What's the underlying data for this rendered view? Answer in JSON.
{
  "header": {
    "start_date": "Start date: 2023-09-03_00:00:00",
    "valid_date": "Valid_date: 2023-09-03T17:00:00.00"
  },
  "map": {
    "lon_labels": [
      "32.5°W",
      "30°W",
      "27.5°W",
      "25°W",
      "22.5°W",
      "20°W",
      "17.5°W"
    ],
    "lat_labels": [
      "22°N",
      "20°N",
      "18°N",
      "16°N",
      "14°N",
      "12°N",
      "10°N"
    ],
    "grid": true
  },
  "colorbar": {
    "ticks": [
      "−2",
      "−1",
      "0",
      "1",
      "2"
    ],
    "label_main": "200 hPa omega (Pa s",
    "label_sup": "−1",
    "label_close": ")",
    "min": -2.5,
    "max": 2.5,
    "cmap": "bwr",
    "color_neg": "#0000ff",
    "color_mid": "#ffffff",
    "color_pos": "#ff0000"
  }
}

- [Given instruction]: Restate every entry word for word.

- [Final result]:
What's the underlying data for this rendered view? Answer in JSON.
{
  "header": {
    "start_date": "Start date: 2023-09-03_00:00:00",
    "valid_date": "Valid_date: 2023-09-03T17:00:00.00"
  },
  "map": {
    "lon_labels": [
      "32.5°W",
      "30°W",
      "27.5°W",
      "25°W",
      "22.5°W",
      "20°W",
      "17.5°W"
    ],
    "lat_labels": [
      "22°N",
      "20°N",
      "18°N",
      "16°N",
      "14°N",
      "12°N",
      "10°N"
    ],
    "grid": true
  },
  "colorbar": {
    "ticks": [
      "−2",
      "−1",
      "0",
      "1",
      "2"
    ],
    "label_main": "200 hPa omega (Pa s",
    "label_sup": "−1",
    "label_close": ")",
    "min": -2.5,
    "max": 2.5,
    "cmap": "bwr",
    "color_neg": "#0000ff",
    "color_mid": "#ffffff",
    "color_pos": "#ff0000"
  }
}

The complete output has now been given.